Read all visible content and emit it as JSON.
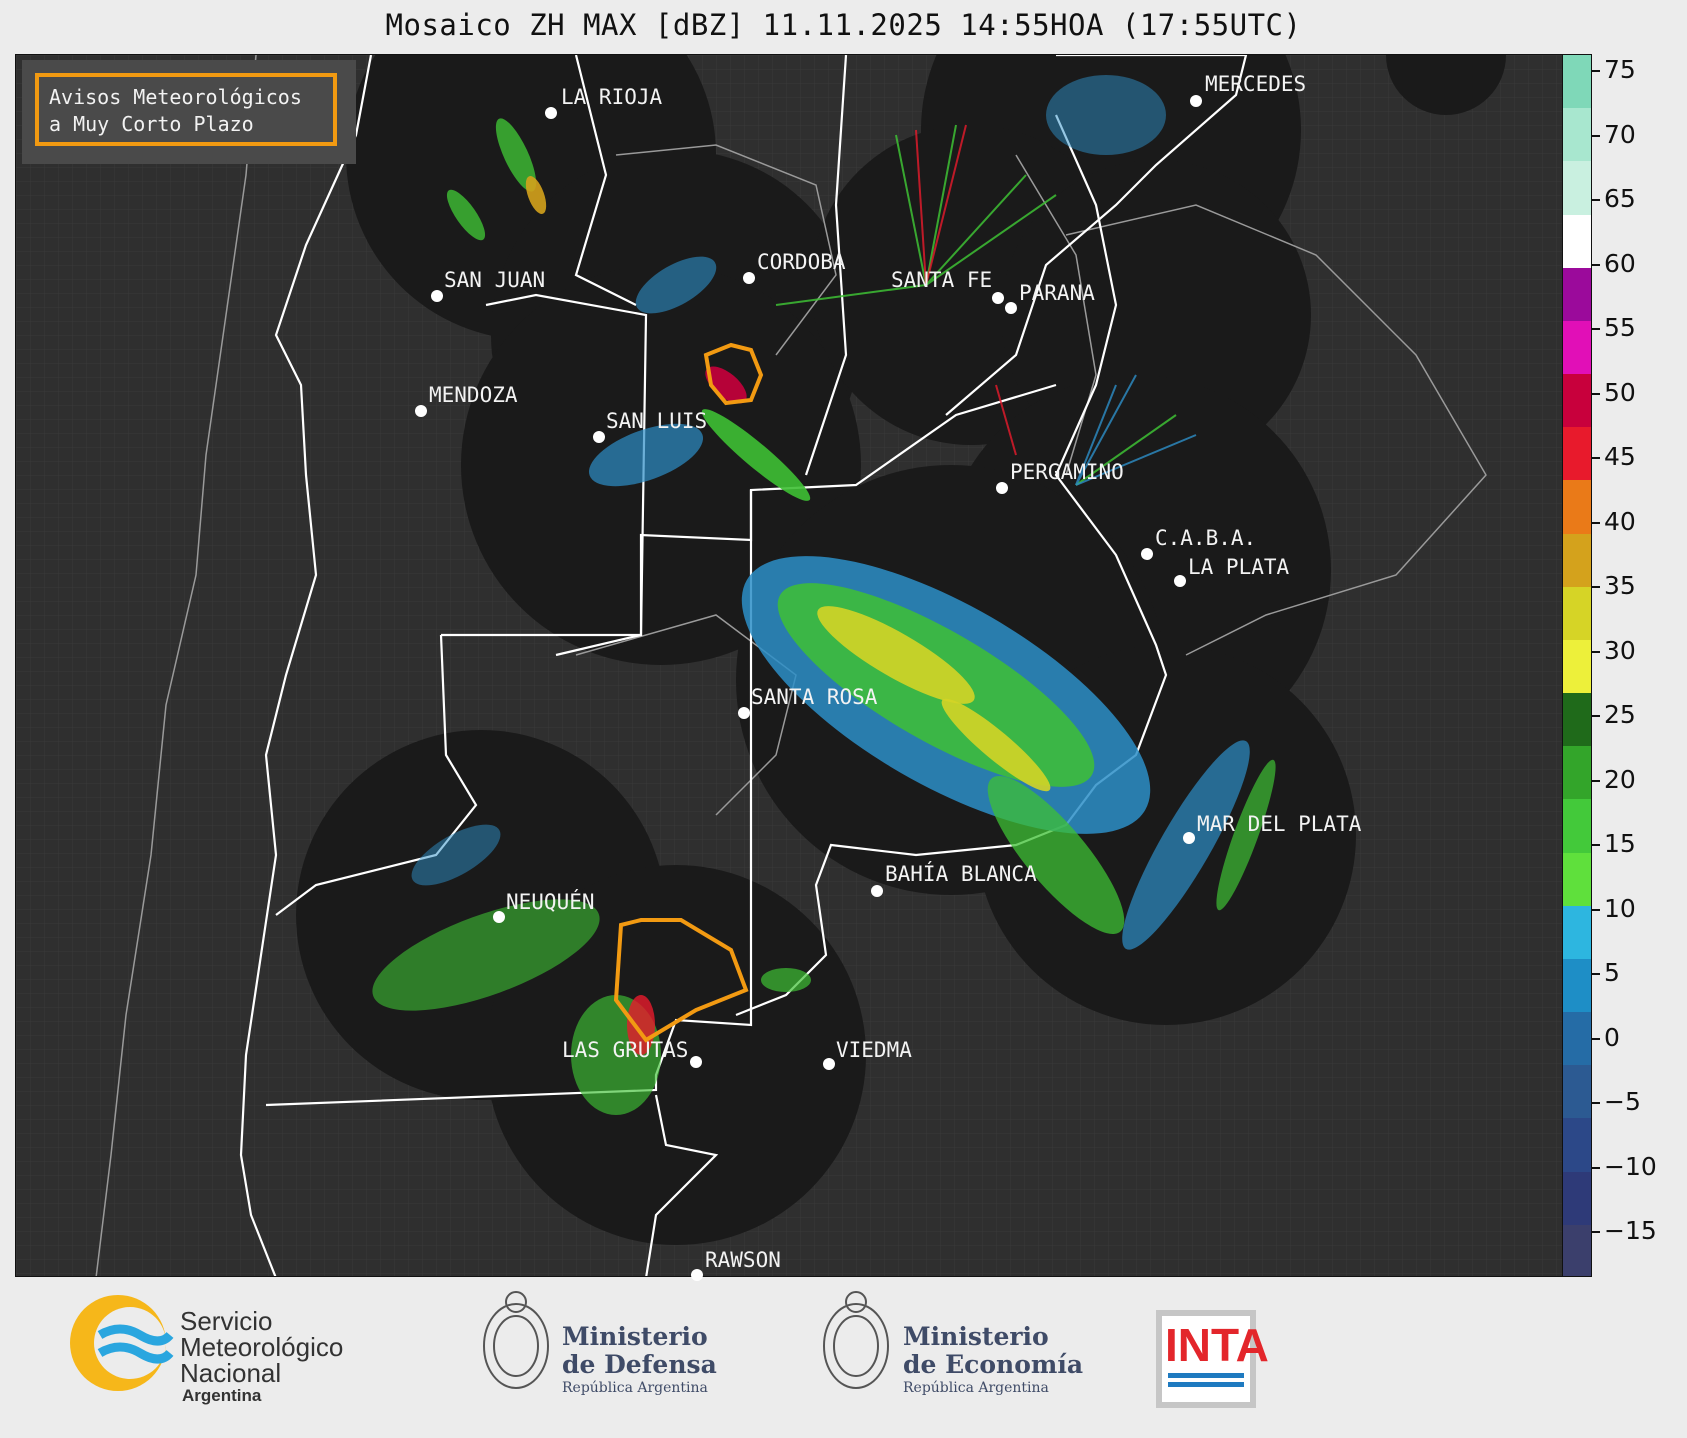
{
  "title": "Mosaico ZH MAX [dBZ] 11.11.2025 14:55HOA (17:55UTC)",
  "avisos": {
    "line1": "Avisos Meteorológicos",
    "line2": "a Muy Corto Plazo"
  },
  "cities": [
    {
      "name": "LA RIOJA"
    },
    {
      "name": "MERCEDES"
    },
    {
      "name": "SAN JUAN"
    },
    {
      "name": "CORDOBA"
    },
    {
      "name": "SANTA FE"
    },
    {
      "name": "PARANA"
    },
    {
      "name": "MENDOZA"
    },
    {
      "name": "SAN LUIS"
    },
    {
      "name": "PERGAMINO"
    },
    {
      "name": "C.A.B.A."
    },
    {
      "name": "LA PLATA"
    },
    {
      "name": "SANTA ROSA"
    },
    {
      "name": "MAR DEL PLATA"
    },
    {
      "name": "BAHÍA BLANCA"
    },
    {
      "name": "NEUQUÉN"
    },
    {
      "name": "LAS GRUTAS"
    },
    {
      "name": "VIEDMA"
    },
    {
      "name": "RAWSON"
    }
  ],
  "colorbar": {
    "ticks": [
      "75",
      "70",
      "65",
      "60",
      "55",
      "50",
      "45",
      "40",
      "35",
      "30",
      "25",
      "20",
      "15",
      "10",
      "5",
      "0",
      "−5",
      "−10",
      "−15"
    ],
    "colors": [
      "#7fd8b8",
      "#a8e7cf",
      "#c9f0e0",
      "#ffffff",
      "#9b0a9b",
      "#e10fb7",
      "#c8003c",
      "#e81a2c",
      "#ea7a18",
      "#d4a21c",
      "#d6d426",
      "#edf03a",
      "#1f6a1a",
      "#33a52a",
      "#43c93a",
      "#5fe03c",
      "#2db6e0",
      "#1e8ec6",
      "#256ca6",
      "#2c5a92",
      "#2c4888",
      "#2e3a78",
      "#3b3f6c"
    ]
  },
  "logos": {
    "smn": {
      "line1": "Servicio",
      "line2": "Meteorológico",
      "line3": "Nacional",
      "line4": "Argentina"
    },
    "defensa": {
      "line1": "Ministerio",
      "line2": "de Defensa",
      "line3": "República Argentina"
    },
    "economia": {
      "line1": "Ministerio",
      "line2": "de Economía",
      "line3": "República Argentina"
    },
    "inta": {
      "text": "INTA"
    }
  }
}
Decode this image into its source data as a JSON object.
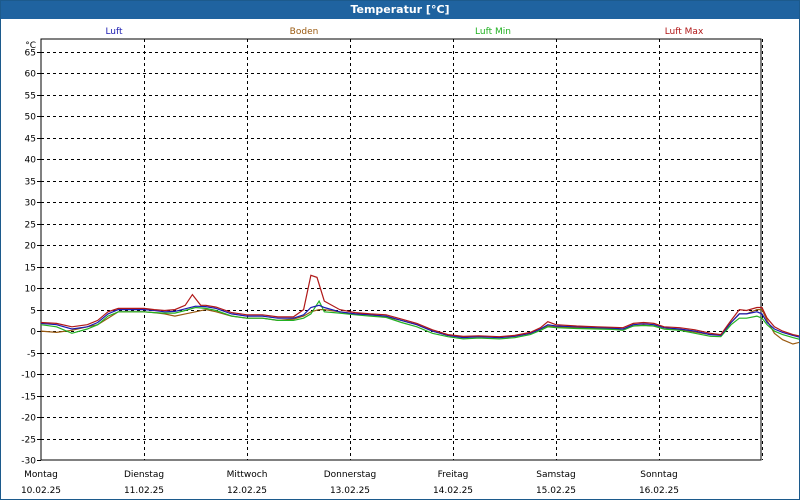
{
  "window": {
    "title": "Temperatur [°C]"
  },
  "chart_data": {
    "type": "line",
    "ylabel": "°C",
    "ylim": [
      -30,
      68
    ],
    "yticks": [
      65,
      60,
      55,
      50,
      45,
      40,
      35,
      30,
      25,
      20,
      15,
      10,
      5,
      0,
      -5,
      -10,
      -15,
      -20,
      -25,
      -30
    ],
    "xlim": [
      0,
      7.15
    ],
    "day_labels": [
      {
        "day": "Montag",
        "date": "10.02.25"
      },
      {
        "day": "Dienstag",
        "date": "11.02.25"
      },
      {
        "day": "Mittwoch",
        "date": "12.02.25"
      },
      {
        "day": "Donnerstag",
        "date": "13.02.25"
      },
      {
        "day": "Freitag",
        "date": "14.02.25"
      },
      {
        "day": "Samstag",
        "date": "15.02.25"
      },
      {
        "day": "Sonntag",
        "date": "16.02.25"
      }
    ],
    "grid": true,
    "series": [
      {
        "name": "Luft",
        "color": "#1b1bb0",
        "points": [
          [
            0,
            1.8
          ],
          [
            0.15,
            1.5
          ],
          [
            0.3,
            0.5
          ],
          [
            0.45,
            1
          ],
          [
            0.55,
            2
          ],
          [
            0.65,
            4
          ],
          [
            0.75,
            5
          ],
          [
            0.9,
            5
          ],
          [
            1.0,
            5
          ],
          [
            1.1,
            4.8
          ],
          [
            1.2,
            4.5
          ],
          [
            1.3,
            4.6
          ],
          [
            1.4,
            5.2
          ],
          [
            1.5,
            5.8
          ],
          [
            1.6,
            5.7
          ],
          [
            1.7,
            5.3
          ],
          [
            1.85,
            4
          ],
          [
            2.0,
            3.5
          ],
          [
            2.15,
            3.5
          ],
          [
            2.3,
            3
          ],
          [
            2.45,
            3
          ],
          [
            2.55,
            3.8
          ],
          [
            2.62,
            5.5
          ],
          [
            2.7,
            6
          ],
          [
            2.75,
            5.5
          ],
          [
            2.9,
            4.5
          ],
          [
            3.05,
            4
          ],
          [
            3.2,
            3.8
          ],
          [
            3.35,
            3.5
          ],
          [
            3.5,
            2.5
          ],
          [
            3.65,
            1.5
          ],
          [
            3.8,
            0
          ],
          [
            3.95,
            -1
          ],
          [
            4.1,
            -1.5
          ],
          [
            4.25,
            -1.3
          ],
          [
            4.45,
            -1.5
          ],
          [
            4.6,
            -1.2
          ],
          [
            4.75,
            -0.5
          ],
          [
            4.85,
            0.5
          ],
          [
            4.92,
            1.5
          ],
          [
            5.0,
            1.2
          ],
          [
            5.2,
            1.0
          ],
          [
            5.4,
            0.8
          ],
          [
            5.55,
            0.7
          ],
          [
            5.65,
            0.5
          ],
          [
            5.75,
            1.5
          ],
          [
            5.85,
            1.7
          ],
          [
            5.95,
            1.5
          ],
          [
            6.05,
            0.8
          ],
          [
            6.2,
            0.5
          ],
          [
            6.35,
            0
          ],
          [
            6.5,
            -0.8
          ],
          [
            6.6,
            -1
          ],
          [
            6.7,
            2
          ],
          [
            6.78,
            4
          ],
          [
            6.85,
            4
          ],
          [
            6.95,
            4.5
          ],
          [
            7.0,
            4
          ],
          [
            7.05,
            2
          ],
          [
            7.12,
            0.5
          ],
          [
            7.2,
            -0.3
          ],
          [
            7.3,
            -1
          ],
          [
            7.38,
            -1.5
          ]
        ]
      },
      {
        "name": "Boden",
        "color": "#9a5a10",
        "points": [
          [
            0,
            0
          ],
          [
            0.15,
            -0.3
          ],
          [
            0.3,
            0.2
          ],
          [
            0.45,
            1
          ],
          [
            0.55,
            1.5
          ],
          [
            0.65,
            3
          ],
          [
            0.75,
            4.5
          ],
          [
            0.9,
            4.5
          ],
          [
            1.0,
            4.5
          ],
          [
            1.1,
            4.3
          ],
          [
            1.2,
            4
          ],
          [
            1.3,
            3.5
          ],
          [
            1.4,
            4
          ],
          [
            1.5,
            4.5
          ],
          [
            1.6,
            5
          ],
          [
            1.7,
            4.5
          ],
          [
            1.85,
            3.5
          ],
          [
            2.0,
            3
          ],
          [
            2.15,
            3
          ],
          [
            2.3,
            2.5
          ],
          [
            2.45,
            2.8
          ],
          [
            2.55,
            3.5
          ],
          [
            2.62,
            4.5
          ],
          [
            2.7,
            5
          ],
          [
            2.75,
            5
          ],
          [
            2.9,
            4.5
          ],
          [
            3.05,
            4
          ],
          [
            3.2,
            3.8
          ],
          [
            3.35,
            3.3
          ],
          [
            3.5,
            2.5
          ],
          [
            3.65,
            1.5
          ],
          [
            3.8,
            0
          ],
          [
            3.95,
            -1
          ],
          [
            4.1,
            -1.3
          ],
          [
            4.25,
            -1.2
          ],
          [
            4.45,
            -1.4
          ],
          [
            4.6,
            -1.2
          ],
          [
            4.75,
            -0.5
          ],
          [
            4.85,
            0.5
          ],
          [
            4.92,
            1.2
          ],
          [
            5.0,
            1
          ],
          [
            5.2,
            0.8
          ],
          [
            5.4,
            0.6
          ],
          [
            5.55,
            0.5
          ],
          [
            5.65,
            0.5
          ],
          [
            5.75,
            1.2
          ],
          [
            5.85,
            1.4
          ],
          [
            5.95,
            1.2
          ],
          [
            6.05,
            0.5
          ],
          [
            6.2,
            0.3
          ],
          [
            6.35,
            -0.2
          ],
          [
            6.5,
            -0.8
          ],
          [
            6.6,
            -0.8
          ],
          [
            6.7,
            2
          ],
          [
            6.78,
            4
          ],
          [
            6.85,
            4
          ],
          [
            6.95,
            5
          ],
          [
            7.0,
            5
          ],
          [
            7.05,
            2.5
          ],
          [
            7.12,
            -0.5
          ],
          [
            7.2,
            -2
          ],
          [
            7.3,
            -3
          ],
          [
            7.38,
            -2.5
          ]
        ]
      },
      {
        "name": "Luft Min",
        "color": "#22b122",
        "points": [
          [
            0,
            1.5
          ],
          [
            0.15,
            1
          ],
          [
            0.3,
            -0.5
          ],
          [
            0.45,
            0.5
          ],
          [
            0.55,
            1.5
          ],
          [
            0.65,
            3.5
          ],
          [
            0.75,
            4.5
          ],
          [
            0.9,
            4.5
          ],
          [
            1.0,
            4.5
          ],
          [
            1.1,
            4.3
          ],
          [
            1.2,
            4.2
          ],
          [
            1.3,
            4.2
          ],
          [
            1.4,
            4.8
          ],
          [
            1.5,
            5.5
          ],
          [
            1.6,
            5.3
          ],
          [
            1.7,
            4.8
          ],
          [
            1.85,
            3.5
          ],
          [
            2.0,
            3
          ],
          [
            2.15,
            3
          ],
          [
            2.3,
            2.5
          ],
          [
            2.45,
            2.5
          ],
          [
            2.55,
            3
          ],
          [
            2.62,
            4
          ],
          [
            2.7,
            7
          ],
          [
            2.75,
            4.5
          ],
          [
            2.9,
            4.2
          ],
          [
            3.05,
            3.8
          ],
          [
            3.2,
            3.5
          ],
          [
            3.35,
            3.2
          ],
          [
            3.5,
            2
          ],
          [
            3.65,
            1
          ],
          [
            3.8,
            -0.5
          ],
          [
            3.95,
            -1.3
          ],
          [
            4.1,
            -1.8
          ],
          [
            4.25,
            -1.6
          ],
          [
            4.45,
            -1.8
          ],
          [
            4.6,
            -1.5
          ],
          [
            4.75,
            -0.8
          ],
          [
            4.85,
            0.2
          ],
          [
            4.92,
            1
          ],
          [
            5.0,
            0.8
          ],
          [
            5.2,
            0.6
          ],
          [
            5.4,
            0.5
          ],
          [
            5.55,
            0.4
          ],
          [
            5.65,
            0.2
          ],
          [
            5.75,
            1.2
          ],
          [
            5.85,
            1.3
          ],
          [
            5.95,
            1.2
          ],
          [
            6.05,
            0.5
          ],
          [
            6.2,
            0.2
          ],
          [
            6.35,
            -0.5
          ],
          [
            6.5,
            -1.2
          ],
          [
            6.6,
            -1.3
          ],
          [
            6.7,
            1.5
          ],
          [
            6.78,
            3
          ],
          [
            6.85,
            3
          ],
          [
            6.95,
            3.5
          ],
          [
            7.0,
            3
          ],
          [
            7.05,
            1.5
          ],
          [
            7.12,
            0
          ],
          [
            7.2,
            -0.8
          ],
          [
            7.3,
            -1.5
          ],
          [
            7.38,
            -2
          ]
        ]
      },
      {
        "name": "Luft Max",
        "color": "#b01818",
        "points": [
          [
            0,
            2
          ],
          [
            0.15,
            1.8
          ],
          [
            0.3,
            1
          ],
          [
            0.45,
            1.5
          ],
          [
            0.55,
            2.5
          ],
          [
            0.65,
            4.5
          ],
          [
            0.75,
            5.3
          ],
          [
            0.9,
            5.3
          ],
          [
            1.0,
            5.3
          ],
          [
            1.1,
            5
          ],
          [
            1.2,
            4.8
          ],
          [
            1.3,
            5
          ],
          [
            1.4,
            6
          ],
          [
            1.47,
            8.5
          ],
          [
            1.55,
            6
          ],
          [
            1.6,
            6
          ],
          [
            1.7,
            5.6
          ],
          [
            1.85,
            4.3
          ],
          [
            2.0,
            3.8
          ],
          [
            2.15,
            3.8
          ],
          [
            2.3,
            3.3
          ],
          [
            2.45,
            3.3
          ],
          [
            2.55,
            5
          ],
          [
            2.62,
            13
          ],
          [
            2.68,
            12.5
          ],
          [
            2.75,
            7
          ],
          [
            2.9,
            5
          ],
          [
            3.05,
            4.3
          ],
          [
            3.2,
            4
          ],
          [
            3.35,
            3.8
          ],
          [
            3.5,
            2.8
          ],
          [
            3.65,
            1.8
          ],
          [
            3.8,
            0.3
          ],
          [
            3.95,
            -0.8
          ],
          [
            4.1,
            -1.2
          ],
          [
            4.25,
            -1.1
          ],
          [
            4.45,
            -1.3
          ],
          [
            4.6,
            -1
          ],
          [
            4.75,
            -0.3
          ],
          [
            4.85,
            0.8
          ],
          [
            4.92,
            2.2
          ],
          [
            5.0,
            1.5
          ],
          [
            5.2,
            1.2
          ],
          [
            5.4,
            1
          ],
          [
            5.55,
            0.9
          ],
          [
            5.65,
            0.8
          ],
          [
            5.75,
            1.8
          ],
          [
            5.85,
            2
          ],
          [
            5.95,
            1.8
          ],
          [
            6.05,
            1
          ],
          [
            6.2,
            0.8
          ],
          [
            6.35,
            0.3
          ],
          [
            6.5,
            -0.5
          ],
          [
            6.6,
            -0.8
          ],
          [
            6.7,
            2.5
          ],
          [
            6.78,
            5
          ],
          [
            6.85,
            4.8
          ],
          [
            6.95,
            5.5
          ],
          [
            7.0,
            5.5
          ],
          [
            7.05,
            3
          ],
          [
            7.12,
            1
          ],
          [
            7.2,
            0
          ],
          [
            7.3,
            -0.8
          ],
          [
            7.38,
            -1.2
          ]
        ]
      }
    ]
  }
}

--------------------------------

[Aim of the exercise]: Collect the lines of the data that carry the word "date".

[Worked answer]:
        "date": "10.02.25"
        "date": "11.02.25"
        "date": "12.02.25"
        "date": "13.02.25"
        "date": "14.02.25"
        "date": "15.02.25"
        "date": "16.02.25"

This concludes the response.